[Entries with figure data]
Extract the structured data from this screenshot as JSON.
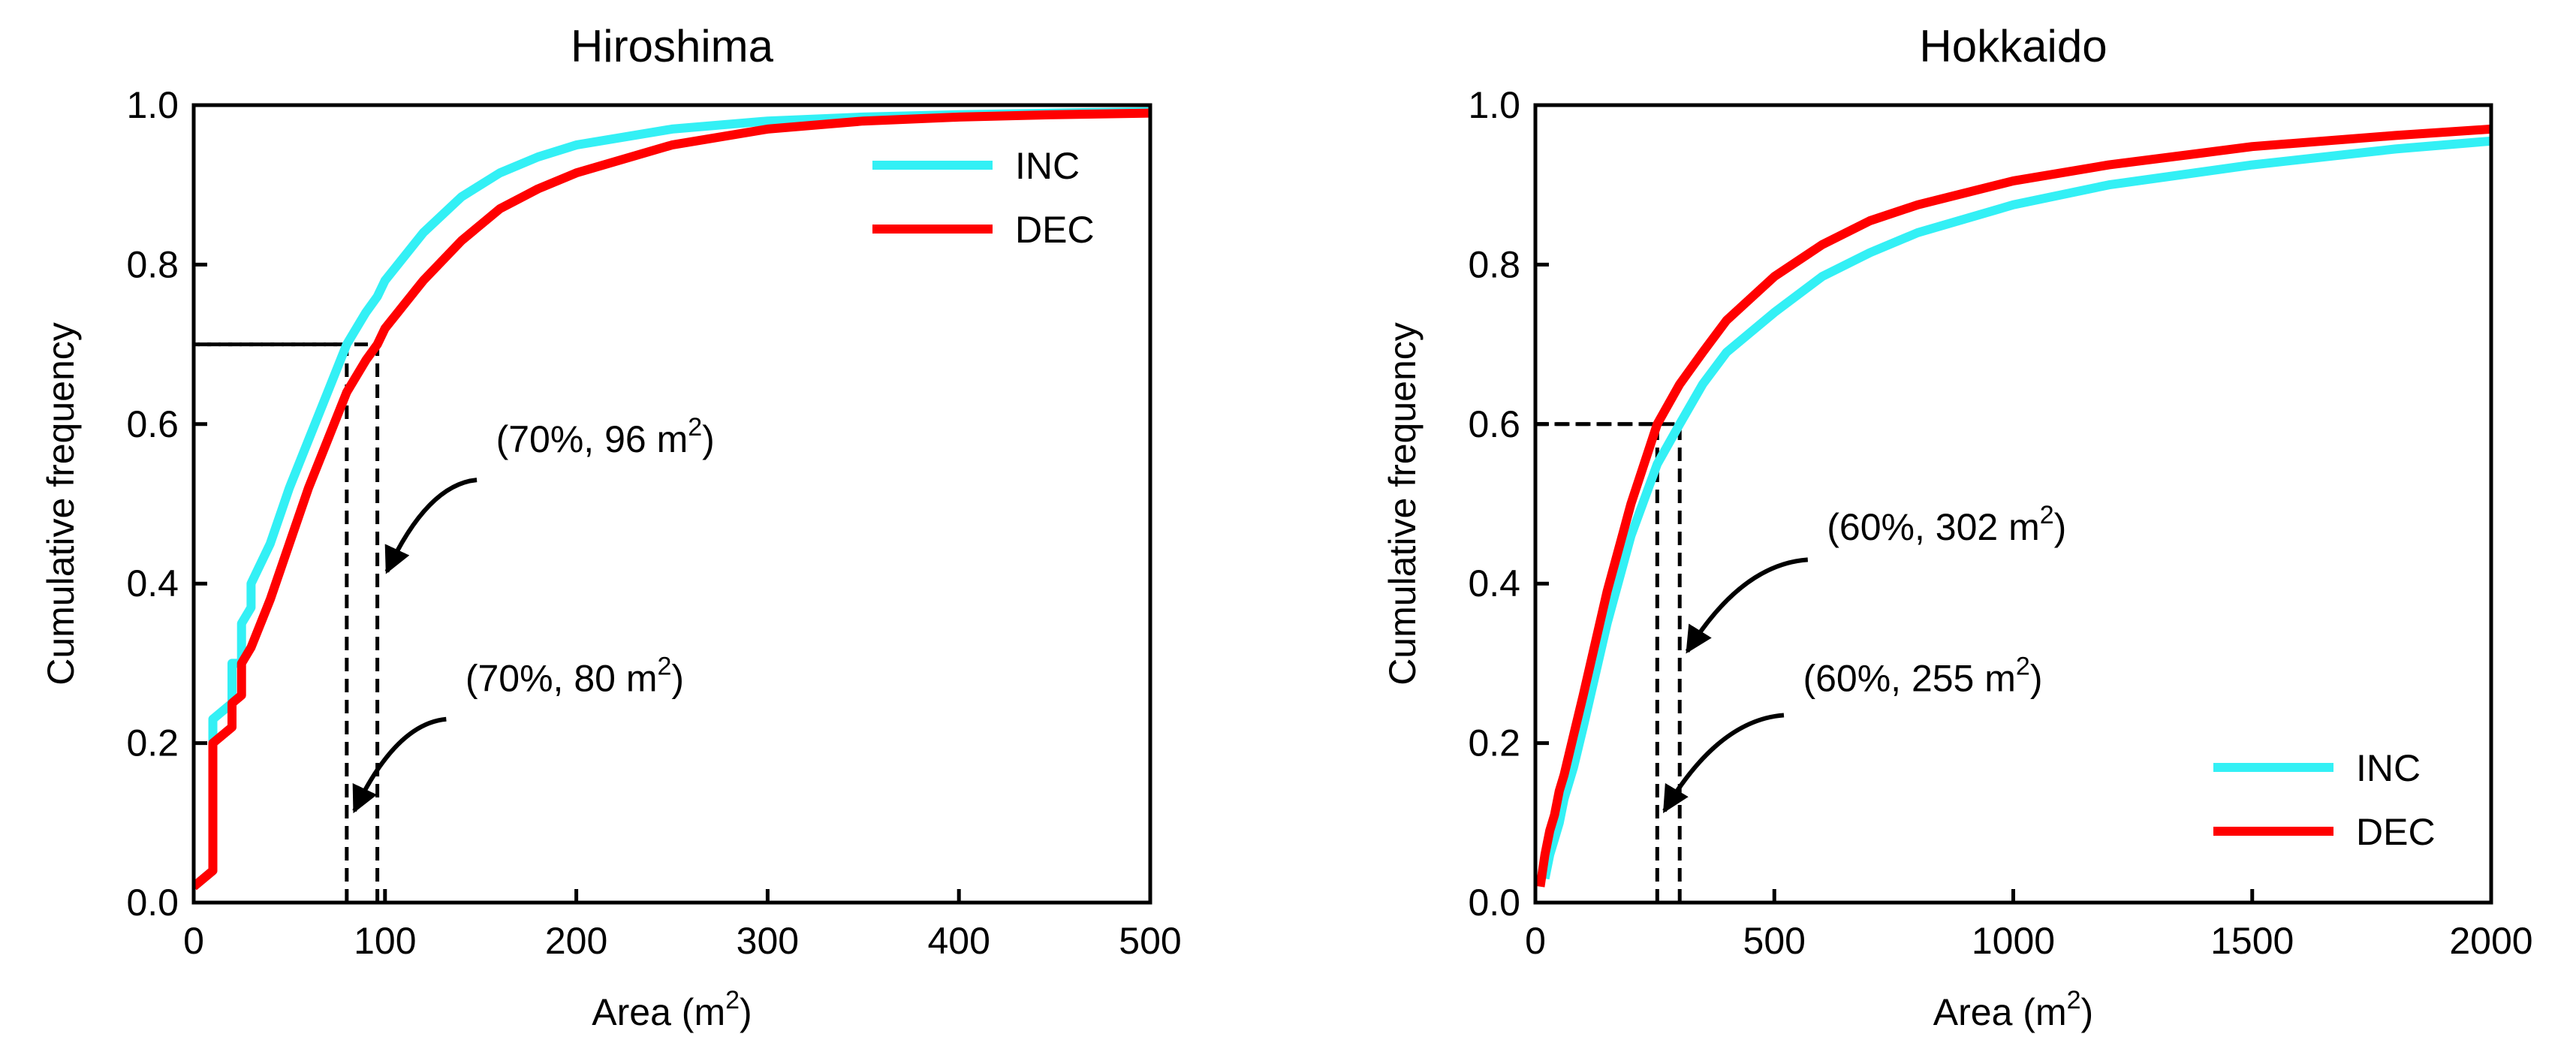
{
  "chart_data": [
    {
      "type": "line",
      "title": "Hiroshima",
      "xlabel": "Area (m",
      "xlabel_sup": "2",
      "xlabel_suffix": ")",
      "ylabel": "Cumulative frequency",
      "xlim": [
        0,
        500
      ],
      "ylim": [
        0,
        1.0
      ],
      "xticks": [
        0,
        100,
        200,
        300,
        400,
        500
      ],
      "xtick_labels": [
        "0",
        "100",
        "200",
        "300",
        "400",
        "500"
      ],
      "yticks": [
        0,
        0.2,
        0.4,
        0.6,
        0.8,
        1.0
      ],
      "ytick_labels": [
        "0.0",
        "0.2",
        "0.4",
        "0.6",
        "0.8",
        "1.0"
      ],
      "legend_position": "top-right",
      "series": [
        {
          "name": "INC",
          "color": "#33f0f5",
          "x": [
            0,
            10,
            10,
            20,
            20,
            25,
            25,
            30,
            30,
            40,
            50,
            60,
            70,
            80,
            90,
            96,
            100,
            110,
            120,
            140,
            160,
            180,
            200,
            250,
            300,
            350,
            400,
            450,
            500
          ],
          "y": [
            0.02,
            0.04,
            0.23,
            0.25,
            0.3,
            0.3,
            0.35,
            0.37,
            0.4,
            0.45,
            0.52,
            0.58,
            0.64,
            0.7,
            0.74,
            0.76,
            0.78,
            0.81,
            0.84,
            0.885,
            0.915,
            0.935,
            0.95,
            0.97,
            0.98,
            0.985,
            0.988,
            0.99,
            0.992
          ]
        },
        {
          "name": "DEC",
          "color": "#ff0000",
          "x": [
            0,
            10,
            10,
            20,
            20,
            25,
            25,
            30,
            40,
            50,
            60,
            70,
            80,
            90,
            96,
            100,
            120,
            140,
            160,
            180,
            200,
            250,
            300,
            350,
            400,
            450,
            500
          ],
          "y": [
            0.02,
            0.04,
            0.2,
            0.22,
            0.25,
            0.26,
            0.3,
            0.32,
            0.38,
            0.45,
            0.52,
            0.58,
            0.64,
            0.68,
            0.7,
            0.72,
            0.78,
            0.83,
            0.87,
            0.895,
            0.915,
            0.95,
            0.97,
            0.98,
            0.985,
            0.988,
            0.99
          ]
        }
      ],
      "reference_lines": [
        {
          "x": 80,
          "y": 0.7
        },
        {
          "x": 96,
          "y": 0.7
        }
      ],
      "annotations": [
        {
          "text": "(70%, 96 m",
          "sup": "2",
          "suffix": ")",
          "text_x": 158,
          "text_y": 0.565,
          "arrow_from": [
            148,
            0.53
          ],
          "arrow_to": [
            101,
            0.415
          ]
        },
        {
          "text": "(70%, 80 m",
          "sup": "2",
          "suffix": ")",
          "text_x": 142,
          "text_y": 0.265,
          "arrow_from": [
            132,
            0.23
          ],
          "arrow_to": [
            84,
            0.115
          ]
        }
      ]
    },
    {
      "type": "line",
      "title": "Hokkaido",
      "xlabel": "Area (m",
      "xlabel_sup": "2",
      "xlabel_suffix": ")",
      "ylabel": "Cumulative frequency",
      "xlim": [
        0,
        2000
      ],
      "ylim": [
        0,
        1.0
      ],
      "xticks": [
        0,
        500,
        1000,
        1500,
        2000
      ],
      "xtick_labels": [
        "0",
        "500",
        "1000",
        "1500",
        "2000"
      ],
      "yticks": [
        0,
        0.2,
        0.4,
        0.6,
        0.8,
        1.0
      ],
      "ytick_labels": [
        "0.0",
        "0.2",
        "0.4",
        "0.6",
        "0.8",
        "1.0"
      ],
      "legend_position": "bottom-right",
      "series": [
        {
          "name": "INC",
          "color": "#33f0f5",
          "x": [
            20,
            30,
            40,
            50,
            60,
            80,
            100,
            150,
            200,
            255,
            302,
            350,
            400,
            500,
            600,
            700,
            800,
            1000,
            1200,
            1500,
            1800,
            2000
          ],
          "y": [
            0.03,
            0.06,
            0.08,
            0.1,
            0.13,
            0.17,
            0.22,
            0.35,
            0.46,
            0.55,
            0.6,
            0.65,
            0.69,
            0.74,
            0.785,
            0.815,
            0.84,
            0.875,
            0.9,
            0.925,
            0.945,
            0.955
          ]
        },
        {
          "name": "DEC",
          "color": "#ff0000",
          "x": [
            10,
            20,
            30,
            40,
            50,
            60,
            80,
            100,
            150,
            200,
            255,
            302,
            350,
            400,
            500,
            600,
            700,
            800,
            1000,
            1200,
            1500,
            1800,
            2000
          ],
          "y": [
            0.02,
            0.06,
            0.09,
            0.11,
            0.14,
            0.16,
            0.21,
            0.26,
            0.39,
            0.5,
            0.6,
            0.65,
            0.69,
            0.73,
            0.785,
            0.825,
            0.855,
            0.875,
            0.905,
            0.925,
            0.948,
            0.962,
            0.97
          ]
        }
      ],
      "reference_lines": [
        {
          "x": 255,
          "y": 0.6
        },
        {
          "x": 302,
          "y": 0.6
        }
      ],
      "annotations": [
        {
          "text": "(60%, 302 m",
          "sup": "2",
          "suffix": ")",
          "text_x": 610,
          "text_y": 0.455,
          "arrow_from": [
            570,
            0.43
          ],
          "arrow_to": [
            318,
            0.315
          ]
        },
        {
          "text": "(60%, 255 m",
          "sup": "2",
          "suffix": ")",
          "text_x": 560,
          "text_y": 0.265,
          "arrow_from": [
            520,
            0.235
          ],
          "arrow_to": [
            270,
            0.115
          ]
        }
      ]
    }
  ]
}
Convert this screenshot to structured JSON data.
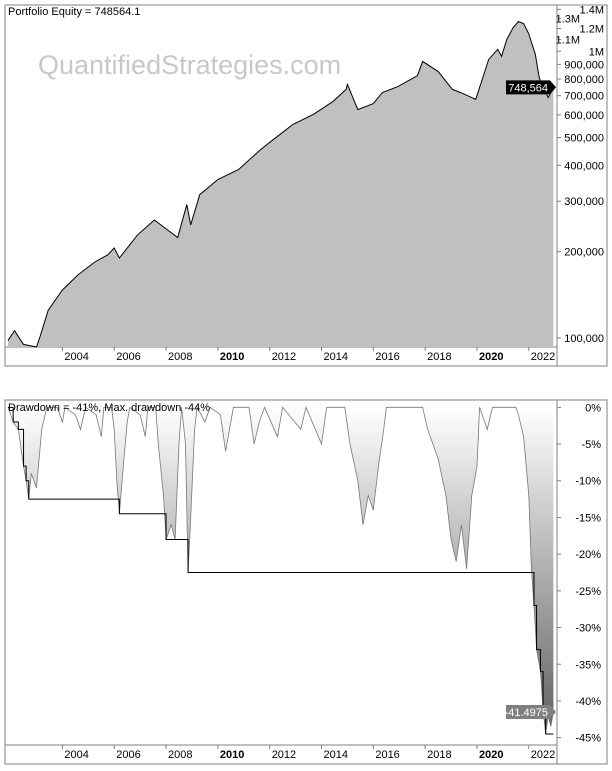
{
  "watermark": "QuantifiedStrategies.com",
  "chart_data": [
    {
      "type": "area",
      "title": "Portfolio Equity = 748564.1",
      "y_scale": "log",
      "ylim": [
        93000,
        1450000
      ],
      "xlim": [
        2001.9,
        2023.05
      ],
      "x_ticks": [
        {
          "label": "2004",
          "x": 2004,
          "bold": false
        },
        {
          "label": "2006",
          "x": 2006,
          "bold": false
        },
        {
          "label": "2008",
          "x": 2008,
          "bold": false
        },
        {
          "label": "2010",
          "x": 2010,
          "bold": true
        },
        {
          "label": "2012",
          "x": 2012,
          "bold": false
        },
        {
          "label": "2014",
          "x": 2014,
          "bold": false
        },
        {
          "label": "2016",
          "x": 2016,
          "bold": false
        },
        {
          "label": "2018",
          "x": 2018,
          "bold": false
        },
        {
          "label": "2020",
          "x": 2020,
          "bold": true
        },
        {
          "label": "2022",
          "x": 2022,
          "bold": false
        }
      ],
      "y_ticks": [
        {
          "label": "100,000",
          "v": 100000
        },
        {
          "label": "200,000",
          "v": 200000
        },
        {
          "label": "300,000",
          "v": 300000
        },
        {
          "label": "400,000",
          "v": 400000
        },
        {
          "label": "500,000",
          "v": 500000
        },
        {
          "label": "600,000",
          "v": 600000
        },
        {
          "label": "700,000",
          "v": 700000
        },
        {
          "label": "800,000",
          "v": 800000
        },
        {
          "label": "900,000",
          "v": 900000
        },
        {
          "label": "1M",
          "v": 1000000
        },
        {
          "label": "1.1M",
          "v": 1100000
        },
        {
          "label": "1.2M",
          "v": 1200000
        },
        {
          "label": "1.3M",
          "v": 1300000
        },
        {
          "label": "1.4M",
          "v": 1400000
        }
      ],
      "last_value_label": "748,564",
      "last_value": 748564,
      "colors": {
        "fill": "#c0c0c0",
        "line": "#000000",
        "label_bg": "#000000"
      },
      "points": [
        [
          2001.9,
          98000
        ],
        [
          2002.15,
          106000
        ],
        [
          2002.5,
          95000
        ],
        [
          2003.0,
          93000
        ],
        [
          2003.15,
          102000
        ],
        [
          2003.45,
          125000
        ],
        [
          2004.0,
          147000
        ],
        [
          2004.6,
          166000
        ],
        [
          2005.25,
          184000
        ],
        [
          2005.75,
          195000
        ],
        [
          2006.0,
          206000
        ],
        [
          2006.2,
          190000
        ],
        [
          2006.9,
          229000
        ],
        [
          2007.55,
          258000
        ],
        [
          2007.95,
          242000
        ],
        [
          2008.45,
          224000
        ],
        [
          2008.8,
          292000
        ],
        [
          2008.95,
          248000
        ],
        [
          2009.3,
          316000
        ],
        [
          2010.0,
          357000
        ],
        [
          2010.8,
          387000
        ],
        [
          2011.65,
          454000
        ],
        [
          2012.15,
          493000
        ],
        [
          2012.9,
          556000
        ],
        [
          2013.7,
          603000
        ],
        [
          2014.45,
          669000
        ],
        [
          2014.95,
          736000
        ],
        [
          2015.0,
          767000
        ],
        [
          2015.4,
          626000
        ],
        [
          2016.0,
          657000
        ],
        [
          2016.35,
          718000
        ],
        [
          2016.95,
          753000
        ],
        [
          2017.7,
          822000
        ],
        [
          2017.9,
          922000
        ],
        [
          2018.5,
          851000
        ],
        [
          2019.05,
          736000
        ],
        [
          2019.45,
          713000
        ],
        [
          2019.95,
          680000
        ],
        [
          2020.2,
          797000
        ],
        [
          2020.45,
          935000
        ],
        [
          2020.8,
          1016000
        ],
        [
          2020.95,
          960000
        ],
        [
          2021.15,
          1100000
        ],
        [
          2021.4,
          1210000
        ],
        [
          2021.6,
          1270000
        ],
        [
          2021.8,
          1250000
        ],
        [
          2022.0,
          1150000
        ],
        [
          2022.25,
          977000
        ],
        [
          2022.4,
          810000
        ],
        [
          2022.55,
          750000
        ],
        [
          2022.75,
          690000
        ],
        [
          2022.95,
          748564
        ]
      ]
    },
    {
      "type": "area",
      "title": "Drawdown = -41%, Max. drawdown -44%",
      "ylim": [
        -46,
        1
      ],
      "xlim": [
        2001.9,
        2023.05
      ],
      "y_ticks": [
        {
          "label": "0%",
          "v": 0
        },
        {
          "label": "-5%",
          "v": -5
        },
        {
          "label": "-10%",
          "v": -10
        },
        {
          "label": "-15%",
          "v": -15
        },
        {
          "label": "-20%",
          "v": -20
        },
        {
          "label": "-25%",
          "v": -25
        },
        {
          "label": "-30%",
          "v": -30
        },
        {
          "label": "-35%",
          "v": -35
        },
        {
          "label": "-40%",
          "v": -40
        },
        {
          "label": "-45%",
          "v": -45
        }
      ],
      "last_value_label": "-41.4975",
      "last_value": -41.4975,
      "colors": {
        "fill_top": "#ffffff",
        "fill_bottom": "#606060",
        "line": "#000000",
        "label_bg": "#808080"
      },
      "points": [
        [
          2001.9,
          0
        ],
        [
          2002.1,
          -2
        ],
        [
          2002.3,
          -3
        ],
        [
          2002.5,
          -8
        ],
        [
          2002.6,
          -10
        ],
        [
          2002.7,
          -12.5
        ],
        [
          2002.8,
          -9
        ],
        [
          2003.0,
          -11
        ],
        [
          2003.2,
          -3
        ],
        [
          2003.4,
          0
        ],
        [
          2003.8,
          0
        ],
        [
          2004.0,
          -2
        ],
        [
          2004.1,
          0
        ],
        [
          2004.5,
          -1
        ],
        [
          2004.7,
          -3
        ],
        [
          2004.9,
          0
        ],
        [
          2005.3,
          -1
        ],
        [
          2005.5,
          -4
        ],
        [
          2005.6,
          0
        ],
        [
          2005.9,
          0
        ],
        [
          2006.0,
          -3
        ],
        [
          2006.1,
          -10
        ],
        [
          2006.2,
          -14.5
        ],
        [
          2006.35,
          -8
        ],
        [
          2006.5,
          -2
        ],
        [
          2006.6,
          0
        ],
        [
          2007.0,
          -1
        ],
        [
          2007.2,
          -4
        ],
        [
          2007.3,
          0
        ],
        [
          2007.6,
          0
        ],
        [
          2007.7,
          -5
        ],
        [
          2007.9,
          -12
        ],
        [
          2008.0,
          -18
        ],
        [
          2008.2,
          -16
        ],
        [
          2008.35,
          -18
        ],
        [
          2008.5,
          -5
        ],
        [
          2008.6,
          0
        ],
        [
          2008.75,
          -5
        ],
        [
          2008.85,
          -22.5
        ],
        [
          2008.95,
          -15
        ],
        [
          2009.1,
          -3
        ],
        [
          2009.2,
          0
        ],
        [
          2009.5,
          -2
        ],
        [
          2009.7,
          0
        ],
        [
          2010.1,
          -1
        ],
        [
          2010.3,
          -6
        ],
        [
          2010.5,
          -2
        ],
        [
          2010.6,
          0
        ],
        [
          2011.2,
          0
        ],
        [
          2011.4,
          -5
        ],
        [
          2011.6,
          -2
        ],
        [
          2011.8,
          0
        ],
        [
          2012.3,
          -4
        ],
        [
          2012.5,
          0
        ],
        [
          2013.2,
          -3
        ],
        [
          2013.4,
          0
        ],
        [
          2014.0,
          -5
        ],
        [
          2014.2,
          0
        ],
        [
          2014.9,
          0
        ],
        [
          2015.1,
          -5
        ],
        [
          2015.4,
          -10
        ],
        [
          2015.6,
          -16
        ],
        [
          2015.8,
          -12
        ],
        [
          2016.0,
          -14
        ],
        [
          2016.2,
          -8
        ],
        [
          2016.4,
          -3
        ],
        [
          2016.5,
          0
        ],
        [
          2017.9,
          0
        ],
        [
          2018.1,
          -3
        ],
        [
          2018.5,
          -7
        ],
        [
          2018.8,
          -12
        ],
        [
          2019.0,
          -18
        ],
        [
          2019.2,
          -21
        ],
        [
          2019.4,
          -16
        ],
        [
          2019.6,
          -22
        ],
        [
          2019.8,
          -12
        ],
        [
          2020.0,
          -8
        ],
        [
          2020.1,
          0
        ],
        [
          2020.4,
          -3
        ],
        [
          2020.6,
          0
        ],
        [
          2021.5,
          0
        ],
        [
          2021.6,
          -1
        ],
        [
          2021.8,
          -4
        ],
        [
          2022.0,
          -12
        ],
        [
          2022.1,
          -22
        ],
        [
          2022.2,
          -27
        ],
        [
          2022.3,
          -33
        ],
        [
          2022.45,
          -36
        ],
        [
          2022.55,
          -41
        ],
        [
          2022.65,
          -44.5
        ],
        [
          2022.75,
          -42
        ],
        [
          2022.85,
          -43.5
        ],
        [
          2022.95,
          -41.4975
        ]
      ]
    }
  ]
}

[WHAT YOU HAVE TO DO]
Pull out each line containing the word "title" and copy it.

[TASK ANSWER]
      "title": "Hiroshima",
      "title": "Hokkaido",
      "title": "Portfolio Equity = 748564.1",
      "title": "Drawdown = -41%, Max. drawdown -44%",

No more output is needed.